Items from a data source
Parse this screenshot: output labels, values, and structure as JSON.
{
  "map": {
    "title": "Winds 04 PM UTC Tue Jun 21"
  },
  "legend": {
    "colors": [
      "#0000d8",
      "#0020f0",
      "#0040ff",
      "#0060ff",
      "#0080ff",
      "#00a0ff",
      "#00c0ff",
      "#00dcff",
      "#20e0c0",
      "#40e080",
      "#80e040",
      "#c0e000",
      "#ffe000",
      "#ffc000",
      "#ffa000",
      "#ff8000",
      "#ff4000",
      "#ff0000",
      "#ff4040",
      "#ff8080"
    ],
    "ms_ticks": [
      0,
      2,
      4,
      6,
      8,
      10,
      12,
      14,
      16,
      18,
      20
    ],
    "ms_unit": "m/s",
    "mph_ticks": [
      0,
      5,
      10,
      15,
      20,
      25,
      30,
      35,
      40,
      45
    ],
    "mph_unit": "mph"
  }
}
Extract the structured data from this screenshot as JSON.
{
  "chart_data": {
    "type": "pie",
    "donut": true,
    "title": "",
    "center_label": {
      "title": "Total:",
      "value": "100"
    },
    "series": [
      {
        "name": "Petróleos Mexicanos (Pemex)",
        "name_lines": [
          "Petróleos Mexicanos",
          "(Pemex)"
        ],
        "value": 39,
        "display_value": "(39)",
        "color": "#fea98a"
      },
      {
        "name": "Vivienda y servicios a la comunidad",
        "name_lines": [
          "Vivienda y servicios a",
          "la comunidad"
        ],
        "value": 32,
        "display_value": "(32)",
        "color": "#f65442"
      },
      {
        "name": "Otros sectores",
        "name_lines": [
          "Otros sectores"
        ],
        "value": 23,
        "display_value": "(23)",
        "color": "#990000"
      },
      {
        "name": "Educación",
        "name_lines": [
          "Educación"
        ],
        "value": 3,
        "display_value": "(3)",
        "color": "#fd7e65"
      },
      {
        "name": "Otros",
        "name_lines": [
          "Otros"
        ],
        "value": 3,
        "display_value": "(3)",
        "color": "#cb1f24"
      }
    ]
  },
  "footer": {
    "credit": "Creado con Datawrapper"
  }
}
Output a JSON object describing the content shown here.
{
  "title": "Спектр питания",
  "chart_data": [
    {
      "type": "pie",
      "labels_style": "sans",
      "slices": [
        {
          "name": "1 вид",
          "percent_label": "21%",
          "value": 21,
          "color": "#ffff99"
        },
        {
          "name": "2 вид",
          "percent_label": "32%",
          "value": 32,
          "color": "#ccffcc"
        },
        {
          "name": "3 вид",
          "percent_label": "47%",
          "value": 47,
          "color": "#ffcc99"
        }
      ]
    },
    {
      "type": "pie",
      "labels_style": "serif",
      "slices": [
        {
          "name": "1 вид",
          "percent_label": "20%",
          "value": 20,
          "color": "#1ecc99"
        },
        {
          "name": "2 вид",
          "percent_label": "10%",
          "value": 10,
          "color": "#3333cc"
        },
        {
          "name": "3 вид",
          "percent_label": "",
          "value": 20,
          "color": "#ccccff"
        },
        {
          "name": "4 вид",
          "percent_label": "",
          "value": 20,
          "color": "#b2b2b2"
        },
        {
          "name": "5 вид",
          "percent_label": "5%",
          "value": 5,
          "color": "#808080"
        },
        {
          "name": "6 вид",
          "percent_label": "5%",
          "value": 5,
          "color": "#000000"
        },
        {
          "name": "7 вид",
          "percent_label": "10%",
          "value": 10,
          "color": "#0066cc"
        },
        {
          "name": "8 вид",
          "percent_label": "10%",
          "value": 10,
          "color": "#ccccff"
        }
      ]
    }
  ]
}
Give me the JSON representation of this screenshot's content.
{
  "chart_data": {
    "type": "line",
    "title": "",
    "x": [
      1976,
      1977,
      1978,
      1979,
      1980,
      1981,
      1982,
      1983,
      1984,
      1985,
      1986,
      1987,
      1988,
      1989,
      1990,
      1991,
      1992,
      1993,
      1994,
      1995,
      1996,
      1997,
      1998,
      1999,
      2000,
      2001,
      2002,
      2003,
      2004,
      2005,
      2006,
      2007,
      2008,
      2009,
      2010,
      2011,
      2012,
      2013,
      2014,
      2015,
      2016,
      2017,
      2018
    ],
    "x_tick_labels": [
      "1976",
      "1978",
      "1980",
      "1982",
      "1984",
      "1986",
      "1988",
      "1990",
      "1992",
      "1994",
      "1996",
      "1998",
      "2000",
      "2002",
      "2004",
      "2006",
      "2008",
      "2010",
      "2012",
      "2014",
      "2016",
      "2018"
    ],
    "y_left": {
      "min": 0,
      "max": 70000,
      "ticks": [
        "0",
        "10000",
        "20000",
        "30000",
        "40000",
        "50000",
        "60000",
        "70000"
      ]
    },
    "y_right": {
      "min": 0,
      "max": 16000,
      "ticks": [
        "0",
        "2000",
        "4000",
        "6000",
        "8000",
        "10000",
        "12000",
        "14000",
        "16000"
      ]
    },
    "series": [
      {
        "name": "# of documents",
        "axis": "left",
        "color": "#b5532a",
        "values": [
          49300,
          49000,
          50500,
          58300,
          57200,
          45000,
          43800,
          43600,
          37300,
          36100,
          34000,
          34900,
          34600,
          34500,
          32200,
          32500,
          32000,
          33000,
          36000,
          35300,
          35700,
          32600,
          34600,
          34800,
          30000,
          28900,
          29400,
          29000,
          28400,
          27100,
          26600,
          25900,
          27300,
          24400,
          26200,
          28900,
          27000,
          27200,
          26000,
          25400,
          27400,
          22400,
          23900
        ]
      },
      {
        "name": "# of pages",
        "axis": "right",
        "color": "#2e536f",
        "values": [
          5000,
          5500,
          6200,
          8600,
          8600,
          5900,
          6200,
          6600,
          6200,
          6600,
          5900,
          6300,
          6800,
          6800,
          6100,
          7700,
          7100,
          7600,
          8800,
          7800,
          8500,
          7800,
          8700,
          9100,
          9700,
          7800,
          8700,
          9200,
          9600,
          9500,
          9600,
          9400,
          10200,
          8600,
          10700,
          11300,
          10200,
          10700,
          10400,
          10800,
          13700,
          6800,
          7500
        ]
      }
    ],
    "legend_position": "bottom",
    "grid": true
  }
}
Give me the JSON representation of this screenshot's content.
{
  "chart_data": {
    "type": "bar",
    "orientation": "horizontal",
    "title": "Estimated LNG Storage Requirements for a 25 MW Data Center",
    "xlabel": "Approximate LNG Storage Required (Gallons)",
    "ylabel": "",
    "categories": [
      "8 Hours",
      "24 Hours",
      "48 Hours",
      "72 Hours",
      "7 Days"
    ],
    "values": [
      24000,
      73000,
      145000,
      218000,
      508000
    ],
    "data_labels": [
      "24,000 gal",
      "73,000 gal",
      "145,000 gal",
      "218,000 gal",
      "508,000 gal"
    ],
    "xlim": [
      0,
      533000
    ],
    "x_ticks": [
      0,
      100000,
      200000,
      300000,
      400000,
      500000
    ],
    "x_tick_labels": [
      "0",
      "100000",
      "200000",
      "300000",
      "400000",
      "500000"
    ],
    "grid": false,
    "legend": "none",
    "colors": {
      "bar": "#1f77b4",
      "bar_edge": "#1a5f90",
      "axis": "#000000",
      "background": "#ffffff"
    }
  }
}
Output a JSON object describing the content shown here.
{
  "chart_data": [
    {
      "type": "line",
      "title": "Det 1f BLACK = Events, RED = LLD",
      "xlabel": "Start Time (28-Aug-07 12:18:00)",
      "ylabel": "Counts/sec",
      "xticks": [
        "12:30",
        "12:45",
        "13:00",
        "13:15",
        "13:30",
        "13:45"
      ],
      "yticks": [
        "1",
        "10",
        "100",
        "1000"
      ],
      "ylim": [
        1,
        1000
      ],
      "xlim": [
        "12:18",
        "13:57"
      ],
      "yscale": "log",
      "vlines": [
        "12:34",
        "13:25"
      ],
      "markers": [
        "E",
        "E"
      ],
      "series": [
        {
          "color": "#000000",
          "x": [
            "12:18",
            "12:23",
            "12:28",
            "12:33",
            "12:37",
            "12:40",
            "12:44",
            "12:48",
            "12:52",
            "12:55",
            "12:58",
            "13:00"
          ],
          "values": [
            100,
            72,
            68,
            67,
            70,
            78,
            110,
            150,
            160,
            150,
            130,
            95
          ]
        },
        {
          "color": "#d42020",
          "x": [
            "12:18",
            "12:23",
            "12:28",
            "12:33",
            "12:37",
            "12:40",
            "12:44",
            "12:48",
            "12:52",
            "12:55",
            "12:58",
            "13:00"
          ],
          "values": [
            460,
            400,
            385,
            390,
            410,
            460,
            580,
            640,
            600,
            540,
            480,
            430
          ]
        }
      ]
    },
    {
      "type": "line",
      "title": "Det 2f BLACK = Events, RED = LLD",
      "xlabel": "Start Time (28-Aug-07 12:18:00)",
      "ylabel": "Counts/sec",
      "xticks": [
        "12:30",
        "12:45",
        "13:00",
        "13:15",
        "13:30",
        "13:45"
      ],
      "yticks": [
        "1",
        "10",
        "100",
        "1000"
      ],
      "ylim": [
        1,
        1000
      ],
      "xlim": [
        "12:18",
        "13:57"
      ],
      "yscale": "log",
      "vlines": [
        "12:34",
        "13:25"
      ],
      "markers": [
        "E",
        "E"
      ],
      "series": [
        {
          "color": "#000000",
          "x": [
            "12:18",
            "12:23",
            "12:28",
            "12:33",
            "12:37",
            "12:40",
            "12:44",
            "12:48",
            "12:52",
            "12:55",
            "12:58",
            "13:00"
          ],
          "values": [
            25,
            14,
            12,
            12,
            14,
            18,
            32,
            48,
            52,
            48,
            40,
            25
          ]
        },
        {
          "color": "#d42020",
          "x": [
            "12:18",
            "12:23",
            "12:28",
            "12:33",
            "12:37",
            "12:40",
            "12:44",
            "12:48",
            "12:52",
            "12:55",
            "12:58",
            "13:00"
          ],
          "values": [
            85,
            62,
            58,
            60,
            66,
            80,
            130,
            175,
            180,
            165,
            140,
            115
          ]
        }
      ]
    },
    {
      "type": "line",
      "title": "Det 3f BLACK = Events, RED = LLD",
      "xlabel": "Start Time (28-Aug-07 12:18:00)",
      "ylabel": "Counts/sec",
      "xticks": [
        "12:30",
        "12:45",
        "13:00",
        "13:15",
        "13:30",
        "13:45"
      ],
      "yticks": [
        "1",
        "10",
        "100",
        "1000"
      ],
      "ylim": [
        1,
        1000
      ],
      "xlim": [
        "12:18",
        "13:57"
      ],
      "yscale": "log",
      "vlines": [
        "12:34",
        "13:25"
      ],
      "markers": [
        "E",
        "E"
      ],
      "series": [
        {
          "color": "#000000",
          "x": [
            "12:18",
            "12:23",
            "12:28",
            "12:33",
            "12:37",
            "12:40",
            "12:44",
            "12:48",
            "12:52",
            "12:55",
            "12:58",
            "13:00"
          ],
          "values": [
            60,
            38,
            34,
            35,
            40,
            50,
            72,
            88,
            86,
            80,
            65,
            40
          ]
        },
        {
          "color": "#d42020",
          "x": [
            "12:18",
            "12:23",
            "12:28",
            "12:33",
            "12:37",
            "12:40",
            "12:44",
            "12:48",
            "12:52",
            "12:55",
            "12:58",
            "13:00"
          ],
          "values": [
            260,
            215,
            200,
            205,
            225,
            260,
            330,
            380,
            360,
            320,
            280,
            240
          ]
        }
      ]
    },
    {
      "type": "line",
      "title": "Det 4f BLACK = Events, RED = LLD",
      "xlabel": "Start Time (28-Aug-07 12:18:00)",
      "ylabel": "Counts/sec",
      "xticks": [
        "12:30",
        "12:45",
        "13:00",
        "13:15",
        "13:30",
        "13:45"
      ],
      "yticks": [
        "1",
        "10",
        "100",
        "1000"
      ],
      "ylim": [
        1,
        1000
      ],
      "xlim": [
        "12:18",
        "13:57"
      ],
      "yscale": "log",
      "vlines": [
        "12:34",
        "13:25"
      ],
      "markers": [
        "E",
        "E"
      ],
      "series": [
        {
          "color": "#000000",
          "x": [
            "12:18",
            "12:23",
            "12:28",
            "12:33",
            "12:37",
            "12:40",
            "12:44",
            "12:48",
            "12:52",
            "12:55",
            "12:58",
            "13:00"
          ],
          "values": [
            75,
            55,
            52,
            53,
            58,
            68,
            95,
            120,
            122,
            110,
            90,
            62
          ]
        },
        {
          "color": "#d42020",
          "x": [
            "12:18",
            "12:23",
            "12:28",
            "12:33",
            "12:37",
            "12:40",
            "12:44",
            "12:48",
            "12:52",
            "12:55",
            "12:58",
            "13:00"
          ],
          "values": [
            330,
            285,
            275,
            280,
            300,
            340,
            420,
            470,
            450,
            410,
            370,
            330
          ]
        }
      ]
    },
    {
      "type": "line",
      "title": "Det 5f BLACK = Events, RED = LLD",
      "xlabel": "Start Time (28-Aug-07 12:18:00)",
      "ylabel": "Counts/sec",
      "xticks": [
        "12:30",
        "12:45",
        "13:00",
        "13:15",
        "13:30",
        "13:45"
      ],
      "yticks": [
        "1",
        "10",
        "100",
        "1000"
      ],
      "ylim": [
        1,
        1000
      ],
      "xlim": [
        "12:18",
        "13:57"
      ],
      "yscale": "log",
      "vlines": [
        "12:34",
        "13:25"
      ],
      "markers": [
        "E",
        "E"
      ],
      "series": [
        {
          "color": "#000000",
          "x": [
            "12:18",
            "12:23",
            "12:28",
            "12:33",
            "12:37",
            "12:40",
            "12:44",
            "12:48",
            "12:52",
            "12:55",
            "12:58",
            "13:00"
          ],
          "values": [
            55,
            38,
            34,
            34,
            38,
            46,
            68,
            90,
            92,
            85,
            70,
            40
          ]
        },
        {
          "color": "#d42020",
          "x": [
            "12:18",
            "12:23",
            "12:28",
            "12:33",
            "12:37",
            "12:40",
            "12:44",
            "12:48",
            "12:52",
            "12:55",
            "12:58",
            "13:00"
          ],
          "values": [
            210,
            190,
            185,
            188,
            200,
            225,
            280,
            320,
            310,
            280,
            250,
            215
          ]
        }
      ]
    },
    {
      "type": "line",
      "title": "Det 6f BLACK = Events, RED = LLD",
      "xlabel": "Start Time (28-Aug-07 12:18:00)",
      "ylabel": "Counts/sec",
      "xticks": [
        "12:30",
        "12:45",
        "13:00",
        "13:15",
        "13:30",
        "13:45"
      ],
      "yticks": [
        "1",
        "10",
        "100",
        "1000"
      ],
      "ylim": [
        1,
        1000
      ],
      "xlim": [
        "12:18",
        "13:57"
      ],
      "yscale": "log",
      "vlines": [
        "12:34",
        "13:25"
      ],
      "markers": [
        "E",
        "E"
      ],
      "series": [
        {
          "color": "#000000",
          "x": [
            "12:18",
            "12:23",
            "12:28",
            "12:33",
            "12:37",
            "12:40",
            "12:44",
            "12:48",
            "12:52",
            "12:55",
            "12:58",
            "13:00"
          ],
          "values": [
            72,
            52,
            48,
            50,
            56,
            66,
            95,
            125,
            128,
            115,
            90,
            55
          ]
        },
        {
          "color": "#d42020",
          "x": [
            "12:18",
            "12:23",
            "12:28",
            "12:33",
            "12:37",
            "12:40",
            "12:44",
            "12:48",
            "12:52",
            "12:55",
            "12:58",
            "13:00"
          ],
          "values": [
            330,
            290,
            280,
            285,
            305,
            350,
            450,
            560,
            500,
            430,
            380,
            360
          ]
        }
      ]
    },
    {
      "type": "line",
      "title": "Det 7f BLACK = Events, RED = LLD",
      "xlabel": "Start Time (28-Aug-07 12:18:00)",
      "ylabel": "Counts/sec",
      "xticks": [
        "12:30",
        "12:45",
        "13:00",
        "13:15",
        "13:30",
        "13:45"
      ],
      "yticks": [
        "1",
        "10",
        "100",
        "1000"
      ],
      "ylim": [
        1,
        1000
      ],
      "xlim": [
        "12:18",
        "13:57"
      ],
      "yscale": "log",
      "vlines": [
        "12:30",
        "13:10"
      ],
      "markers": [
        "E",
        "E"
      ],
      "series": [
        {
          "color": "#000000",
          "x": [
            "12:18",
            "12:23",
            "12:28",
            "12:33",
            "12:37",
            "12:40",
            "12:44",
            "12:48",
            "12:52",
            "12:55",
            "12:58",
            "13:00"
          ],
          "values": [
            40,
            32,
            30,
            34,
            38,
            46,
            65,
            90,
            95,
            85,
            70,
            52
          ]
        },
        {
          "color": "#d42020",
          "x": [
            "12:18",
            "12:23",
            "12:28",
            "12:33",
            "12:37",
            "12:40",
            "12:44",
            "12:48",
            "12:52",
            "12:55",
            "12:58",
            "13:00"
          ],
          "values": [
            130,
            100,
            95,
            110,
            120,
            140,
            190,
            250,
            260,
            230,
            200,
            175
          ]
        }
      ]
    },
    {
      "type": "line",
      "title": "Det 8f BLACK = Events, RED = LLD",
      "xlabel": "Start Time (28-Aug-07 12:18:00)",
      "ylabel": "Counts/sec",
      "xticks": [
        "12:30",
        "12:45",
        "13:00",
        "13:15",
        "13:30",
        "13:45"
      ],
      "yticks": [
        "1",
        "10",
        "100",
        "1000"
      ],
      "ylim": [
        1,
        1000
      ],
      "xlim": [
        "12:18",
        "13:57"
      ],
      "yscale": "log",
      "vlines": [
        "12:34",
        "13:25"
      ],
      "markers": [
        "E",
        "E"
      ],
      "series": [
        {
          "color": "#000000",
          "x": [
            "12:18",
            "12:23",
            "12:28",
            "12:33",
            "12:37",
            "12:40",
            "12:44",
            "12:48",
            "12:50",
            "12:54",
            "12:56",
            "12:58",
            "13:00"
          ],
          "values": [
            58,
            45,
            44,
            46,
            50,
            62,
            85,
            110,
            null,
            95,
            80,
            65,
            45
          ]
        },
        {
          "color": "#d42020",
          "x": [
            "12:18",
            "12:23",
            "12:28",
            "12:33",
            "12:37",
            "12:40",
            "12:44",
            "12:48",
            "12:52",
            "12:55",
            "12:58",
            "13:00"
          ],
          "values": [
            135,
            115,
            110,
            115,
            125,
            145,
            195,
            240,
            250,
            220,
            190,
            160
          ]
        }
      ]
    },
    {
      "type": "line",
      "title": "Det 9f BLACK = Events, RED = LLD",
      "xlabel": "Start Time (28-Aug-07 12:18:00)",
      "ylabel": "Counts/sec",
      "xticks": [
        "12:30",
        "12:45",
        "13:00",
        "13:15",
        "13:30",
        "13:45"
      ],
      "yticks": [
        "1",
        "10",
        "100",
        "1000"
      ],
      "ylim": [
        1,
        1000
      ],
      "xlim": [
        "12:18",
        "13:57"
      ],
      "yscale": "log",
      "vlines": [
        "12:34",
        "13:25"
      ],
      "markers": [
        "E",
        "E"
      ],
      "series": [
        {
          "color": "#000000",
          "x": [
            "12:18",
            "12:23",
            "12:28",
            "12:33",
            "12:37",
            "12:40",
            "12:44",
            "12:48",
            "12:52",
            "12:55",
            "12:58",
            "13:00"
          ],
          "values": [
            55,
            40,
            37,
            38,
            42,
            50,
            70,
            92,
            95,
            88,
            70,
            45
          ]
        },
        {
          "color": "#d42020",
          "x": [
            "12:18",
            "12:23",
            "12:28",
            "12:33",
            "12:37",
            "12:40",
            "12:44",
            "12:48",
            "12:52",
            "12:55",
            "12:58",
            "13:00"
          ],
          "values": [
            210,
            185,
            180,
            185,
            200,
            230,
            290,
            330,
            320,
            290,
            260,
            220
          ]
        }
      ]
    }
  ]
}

> _OBJECTIVE_:
Give only the count of lines in this material that contain the string "Otros".

> _TASK SOLUTION_:
4